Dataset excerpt
.....

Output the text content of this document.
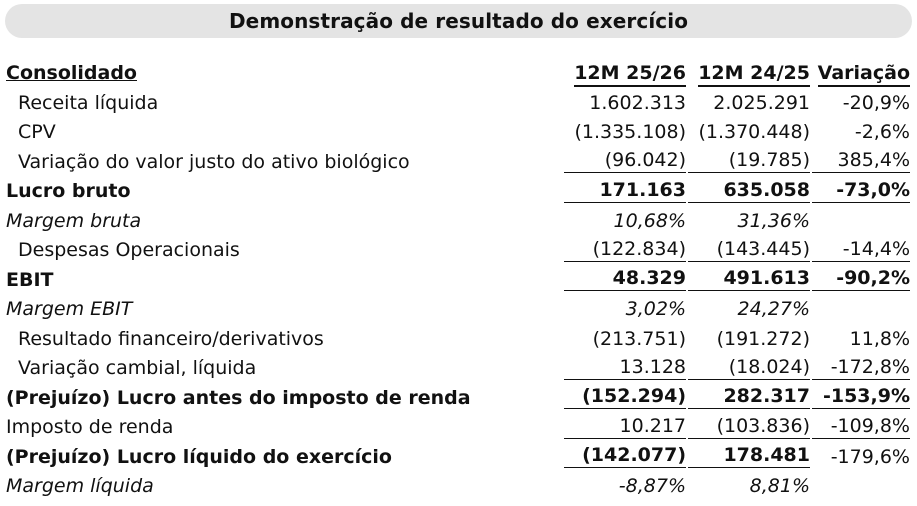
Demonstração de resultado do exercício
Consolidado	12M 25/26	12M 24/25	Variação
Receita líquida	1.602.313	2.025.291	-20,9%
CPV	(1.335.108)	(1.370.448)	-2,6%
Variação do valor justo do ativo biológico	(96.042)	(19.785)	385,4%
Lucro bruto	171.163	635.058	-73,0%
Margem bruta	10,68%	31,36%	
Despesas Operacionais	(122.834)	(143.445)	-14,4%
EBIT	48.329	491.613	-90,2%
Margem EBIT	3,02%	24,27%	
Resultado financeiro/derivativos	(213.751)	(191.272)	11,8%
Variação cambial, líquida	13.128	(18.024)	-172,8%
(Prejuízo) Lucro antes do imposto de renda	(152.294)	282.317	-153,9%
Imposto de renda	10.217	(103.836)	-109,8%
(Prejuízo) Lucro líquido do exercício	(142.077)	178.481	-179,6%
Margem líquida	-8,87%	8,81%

.....

What the task requires:
Go through the records above, find every line with the word "renda", and list those lines.

Solution:
(Prejuízo) Lucro antes do imposto de renda	(152.294)	282.317	-153,9%
Imposto de renda	10.217	(103.836)	-109,8%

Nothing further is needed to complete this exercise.